PROBLEM TO SOLVE: Copy out all of the material exactly.

GIVEN RECORDS:
__________________________________________________

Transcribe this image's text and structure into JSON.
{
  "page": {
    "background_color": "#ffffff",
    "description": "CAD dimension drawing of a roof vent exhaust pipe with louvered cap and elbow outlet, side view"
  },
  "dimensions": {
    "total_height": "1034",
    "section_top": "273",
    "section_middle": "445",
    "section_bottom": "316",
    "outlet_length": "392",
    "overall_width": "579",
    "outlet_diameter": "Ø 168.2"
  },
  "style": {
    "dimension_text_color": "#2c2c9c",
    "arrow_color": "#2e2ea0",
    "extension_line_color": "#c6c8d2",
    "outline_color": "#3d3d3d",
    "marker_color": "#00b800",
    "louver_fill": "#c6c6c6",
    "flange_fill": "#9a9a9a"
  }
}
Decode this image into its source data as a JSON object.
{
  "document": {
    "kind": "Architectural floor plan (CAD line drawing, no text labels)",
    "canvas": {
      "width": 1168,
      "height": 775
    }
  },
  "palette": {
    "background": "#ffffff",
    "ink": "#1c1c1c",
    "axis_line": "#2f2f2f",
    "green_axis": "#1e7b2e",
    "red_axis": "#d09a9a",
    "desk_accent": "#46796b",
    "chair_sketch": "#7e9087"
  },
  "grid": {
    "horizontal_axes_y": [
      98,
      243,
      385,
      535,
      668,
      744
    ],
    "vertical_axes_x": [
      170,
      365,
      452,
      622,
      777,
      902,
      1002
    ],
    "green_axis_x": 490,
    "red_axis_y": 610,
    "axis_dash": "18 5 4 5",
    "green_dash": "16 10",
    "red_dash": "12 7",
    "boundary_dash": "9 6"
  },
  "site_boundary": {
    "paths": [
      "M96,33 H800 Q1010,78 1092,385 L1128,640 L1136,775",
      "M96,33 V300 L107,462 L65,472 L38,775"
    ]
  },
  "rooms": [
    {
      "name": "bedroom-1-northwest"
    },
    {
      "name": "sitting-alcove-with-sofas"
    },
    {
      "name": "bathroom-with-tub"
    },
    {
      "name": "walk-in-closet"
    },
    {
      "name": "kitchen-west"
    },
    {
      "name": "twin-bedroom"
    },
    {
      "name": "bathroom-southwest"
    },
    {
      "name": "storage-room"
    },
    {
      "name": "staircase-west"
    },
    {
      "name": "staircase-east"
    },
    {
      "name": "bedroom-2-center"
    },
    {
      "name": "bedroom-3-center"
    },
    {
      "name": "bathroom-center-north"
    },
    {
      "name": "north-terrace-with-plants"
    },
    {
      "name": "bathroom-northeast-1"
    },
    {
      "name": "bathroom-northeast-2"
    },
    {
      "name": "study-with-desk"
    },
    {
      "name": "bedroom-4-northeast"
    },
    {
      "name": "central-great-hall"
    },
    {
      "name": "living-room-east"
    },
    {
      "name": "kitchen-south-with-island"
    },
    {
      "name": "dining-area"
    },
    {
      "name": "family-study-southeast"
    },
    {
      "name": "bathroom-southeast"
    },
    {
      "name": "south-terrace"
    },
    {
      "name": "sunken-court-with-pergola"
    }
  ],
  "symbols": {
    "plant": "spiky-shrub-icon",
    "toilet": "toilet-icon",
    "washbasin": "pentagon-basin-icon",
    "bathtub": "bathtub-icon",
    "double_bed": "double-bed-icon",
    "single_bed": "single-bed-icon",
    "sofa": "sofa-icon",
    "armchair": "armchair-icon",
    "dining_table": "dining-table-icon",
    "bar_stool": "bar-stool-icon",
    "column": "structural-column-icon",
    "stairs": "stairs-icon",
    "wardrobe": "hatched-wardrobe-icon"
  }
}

__________________________________________________

SOLUTION TO THE PROBLEM:
Transcribe this image's text and structure into JSON.
{
  "page": {
    "background_color": "#ffffff",
    "description": "CAD dimension drawing of a roof vent exhaust pipe with louvered cap and elbow outlet, side view"
  },
  "dimensions": {
    "total_height": "1034",
    "section_top": "273",
    "section_middle": "445",
    "section_bottom": "316",
    "outlet_length": "392",
    "overall_width": "579",
    "outlet_diameter": "Ø 168.2"
  },
  "style": {
    "dimension_text_color": "#2c2c9c",
    "arrow_color": "#2e2ea0",
    "extension_line_color": "#c6c8d2",
    "outline_color": "#3d3d3d",
    "marker_color": "#00b800",
    "louver_fill": "#c6c6c6",
    "flange_fill": "#9a9a9a"
  }
}
Decode this image into its source data as a JSON object.
{
  "document": {
    "kind": "Architectural floor plan (CAD line drawing, no text labels)",
    "canvas": {
      "width": 1168,
      "height": 775
    }
  },
  "palette": {
    "background": "#ffffff",
    "ink": "#1c1c1c",
    "axis_line": "#2f2f2f",
    "green_axis": "#1e7b2e",
    "red_axis": "#d09a9a",
    "desk_accent": "#46796b",
    "chair_sketch": "#7e9087"
  },
  "grid": {
    "horizontal_axes_y": [
      98,
      243,
      385,
      535,
      668,
      744
    ],
    "vertical_axes_x": [
      170,
      365,
      452,
      622,
      777,
      902,
      1002
    ],
    "green_axis_x": 490,
    "red_axis_y": 610,
    "axis_dash": "18 5 4 5",
    "green_dash": "16 10",
    "red_dash": "12 7",
    "boundary_dash": "9 6"
  },
  "site_boundary": {
    "paths": [
      "M96,33 H800 Q1010,78 1092,385 L1128,640 L1136,775",
      "M96,33 V300 L107,462 L65,472 L38,775"
    ]
  },
  "rooms": [
    {
      "name": "bedroom-1-northwest"
    },
    {
      "name": "sitting-alcove-with-sofas"
    },
    {
      "name": "bathroom-with-tub"
    },
    {
      "name": "walk-in-closet"
    },
    {
      "name": "kitchen-west"
    },
    {
      "name": "twin-bedroom"
    },
    {
      "name": "bathroom-southwest"
    },
    {
      "name": "storage-room"
    },
    {
      "name": "staircase-west"
    },
    {
      "name": "staircase-east"
    },
    {
      "name": "bedroom-2-center"
    },
    {
      "name": "bedroom-3-center"
    },
    {
      "name": "bathroom-center-north"
    },
    {
      "name": "north-terrace-with-plants"
    },
    {
      "name": "bathroom-northeast-1"
    },
    {
      "name": "bathroom-northeast-2"
    },
    {
      "name": "study-with-desk"
    },
    {
      "name": "bedroom-4-northeast"
    },
    {
      "name": "central-great-hall"
    },
    {
      "name": "living-room-east"
    },
    {
      "name": "kitchen-south-with-island"
    },
    {
      "name": "dining-area"
    },
    {
      "name": "family-study-southeast"
    },
    {
      "name": "bathroom-southeast"
    },
    {
      "name": "south-terrace"
    },
    {
      "name": "sunken-court-with-pergola"
    }
  ],
  "symbols": {
    "plant": "spiky-shrub-icon",
    "toilet": "toilet-icon",
    "washbasin": "pentagon-basin-icon",
    "bathtub": "bathtub-icon",
    "double_bed": "double-bed-icon",
    "single_bed": "single-bed-icon",
    "sofa": "sofa-icon",
    "armchair": "armchair-icon",
    "dining_table": "dining-table-icon",
    "bar_stool": "bar-stool-icon",
    "column": "structural-column-icon",
    "stairs": "stairs-icon",
    "wardrobe": "hatched-wardrobe-icon"
  }
}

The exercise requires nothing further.